§ Your task: Write out each entry, exactly the way it appears.

§ Source data:
-.-.-

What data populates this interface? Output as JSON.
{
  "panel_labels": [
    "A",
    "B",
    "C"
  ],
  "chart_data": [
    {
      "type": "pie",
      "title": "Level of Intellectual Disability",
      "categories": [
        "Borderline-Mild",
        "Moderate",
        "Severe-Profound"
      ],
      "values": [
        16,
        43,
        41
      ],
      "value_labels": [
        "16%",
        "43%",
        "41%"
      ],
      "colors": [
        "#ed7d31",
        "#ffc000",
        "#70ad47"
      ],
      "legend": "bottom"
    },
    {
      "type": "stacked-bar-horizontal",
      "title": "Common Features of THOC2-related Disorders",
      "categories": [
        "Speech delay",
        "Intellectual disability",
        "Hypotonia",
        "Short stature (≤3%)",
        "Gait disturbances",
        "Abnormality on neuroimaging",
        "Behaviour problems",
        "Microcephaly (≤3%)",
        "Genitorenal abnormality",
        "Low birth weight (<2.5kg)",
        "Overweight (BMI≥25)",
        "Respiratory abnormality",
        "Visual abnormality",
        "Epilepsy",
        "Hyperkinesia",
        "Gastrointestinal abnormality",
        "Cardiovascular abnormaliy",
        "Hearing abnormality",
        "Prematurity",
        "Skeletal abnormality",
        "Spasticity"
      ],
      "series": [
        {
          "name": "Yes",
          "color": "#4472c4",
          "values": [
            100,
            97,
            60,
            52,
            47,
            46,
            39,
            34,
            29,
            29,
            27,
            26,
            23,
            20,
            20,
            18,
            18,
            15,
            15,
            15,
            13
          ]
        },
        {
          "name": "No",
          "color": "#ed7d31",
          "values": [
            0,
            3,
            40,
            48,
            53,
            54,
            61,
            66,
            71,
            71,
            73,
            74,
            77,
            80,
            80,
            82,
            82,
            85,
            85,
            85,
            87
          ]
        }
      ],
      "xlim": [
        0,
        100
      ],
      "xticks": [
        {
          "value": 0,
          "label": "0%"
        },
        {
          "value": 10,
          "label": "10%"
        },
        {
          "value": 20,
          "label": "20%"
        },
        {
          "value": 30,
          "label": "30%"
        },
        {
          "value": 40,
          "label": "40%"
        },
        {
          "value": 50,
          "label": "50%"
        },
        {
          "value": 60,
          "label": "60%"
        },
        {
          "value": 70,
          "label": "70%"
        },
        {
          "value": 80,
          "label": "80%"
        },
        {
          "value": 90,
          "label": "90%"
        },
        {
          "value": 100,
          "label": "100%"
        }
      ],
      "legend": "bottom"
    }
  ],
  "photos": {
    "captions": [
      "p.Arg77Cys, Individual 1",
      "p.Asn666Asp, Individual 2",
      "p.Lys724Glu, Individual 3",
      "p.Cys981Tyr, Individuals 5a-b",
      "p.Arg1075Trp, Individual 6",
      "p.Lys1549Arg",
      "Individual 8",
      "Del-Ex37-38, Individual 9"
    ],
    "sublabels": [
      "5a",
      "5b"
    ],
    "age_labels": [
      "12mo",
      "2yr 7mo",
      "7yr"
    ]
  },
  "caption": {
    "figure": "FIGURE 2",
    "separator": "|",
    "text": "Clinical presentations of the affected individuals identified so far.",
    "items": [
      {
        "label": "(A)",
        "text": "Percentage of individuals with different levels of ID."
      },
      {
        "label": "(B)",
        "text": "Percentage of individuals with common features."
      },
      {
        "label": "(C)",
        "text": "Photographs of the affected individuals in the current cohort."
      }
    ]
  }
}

-.-.-

§ Completed exercise:
What data populates this interface? Output as JSON.
{
  "panel_labels": [
    "A",
    "B",
    "C"
  ],
  "chart_data": [
    {
      "type": "pie",
      "title": "Level of Intellectual Disability",
      "categories": [
        "Borderline-Mild",
        "Moderate",
        "Severe-Profound"
      ],
      "values": [
        16,
        43,
        41
      ],
      "value_labels": [
        "16%",
        "43%",
        "41%"
      ],
      "colors": [
        "#ed7d31",
        "#ffc000",
        "#70ad47"
      ],
      "legend": "bottom"
    },
    {
      "type": "stacked-bar-horizontal",
      "title": "Common Features of THOC2-related Disorders",
      "categories": [
        "Speech delay",
        "Intellectual disability",
        "Hypotonia",
        "Short stature (≤3%)",
        "Gait disturbances",
        "Abnormality on neuroimaging",
        "Behaviour problems",
        "Microcephaly (≤3%)",
        "Genitorenal abnormality",
        "Low birth weight (<2.5kg)",
        "Overweight (BMI≥25)",
        "Respiratory abnormality",
        "Visual abnormality",
        "Epilepsy",
        "Hyperkinesia",
        "Gastrointestinal abnormality",
        "Cardiovascular abnormaliy",
        "Hearing abnormality",
        "Prematurity",
        "Skeletal abnormality",
        "Spasticity"
      ],
      "series": [
        {
          "name": "Yes",
          "color": "#4472c4",
          "values": [
            100,
            97,
            60,
            52,
            47,
            46,
            39,
            34,
            29,
            29,
            27,
            26,
            23,
            20,
            20,
            18,
            18,
            15,
            15,
            15,
            13
          ]
        },
        {
          "name": "No",
          "color": "#ed7d31",
          "values": [
            0,
            3,
            40,
            48,
            53,
            54,
            61,
            66,
            71,
            71,
            73,
            74,
            77,
            80,
            80,
            82,
            82,
            85,
            85,
            85,
            87
          ]
        }
      ],
      "xlim": [
        0,
        100
      ],
      "xticks": [
        {
          "value": 0,
          "label": "0%"
        },
        {
          "value": 10,
          "label": "10%"
        },
        {
          "value": 20,
          "label": "20%"
        },
        {
          "value": 30,
          "label": "30%"
        },
        {
          "value": 40,
          "label": "40%"
        },
        {
          "value": 50,
          "label": "50%"
        },
        {
          "value": 60,
          "label": "60%"
        },
        {
          "value": 70,
          "label": "70%"
        },
        {
          "value": 80,
          "label": "80%"
        },
        {
          "value": 90,
          "label": "90%"
        },
        {
          "value": 100,
          "label": "100%"
        }
      ],
      "legend": "bottom"
    }
  ],
  "photos": {
    "captions": [
      "p.Arg77Cys, Individual 1",
      "p.Asn666Asp, Individual 2",
      "p.Lys724Glu, Individual 3",
      "p.Cys981Tyr, Individuals 5a-b",
      "p.Arg1075Trp, Individual 6",
      "p.Lys1549Arg",
      "Individual 8",
      "Del-Ex37-38, Individual 9"
    ],
    "sublabels": [
      "5a",
      "5b"
    ],
    "age_labels": [
      "12mo",
      "2yr 7mo",
      "7yr"
    ]
  },
  "caption": {
    "figure": "FIGURE 2",
    "separator": "|",
    "text": "Clinical presentations of the affected individuals identified so far.",
    "items": [
      {
        "label": "(A)",
        "text": "Percentage of individuals with different levels of ID."
      },
      {
        "label": "(B)",
        "text": "Percentage of individuals with common features."
      },
      {
        "label": "(C)",
        "text": "Photographs of the affected individuals in the current cohort."
      }
    ]
  }
}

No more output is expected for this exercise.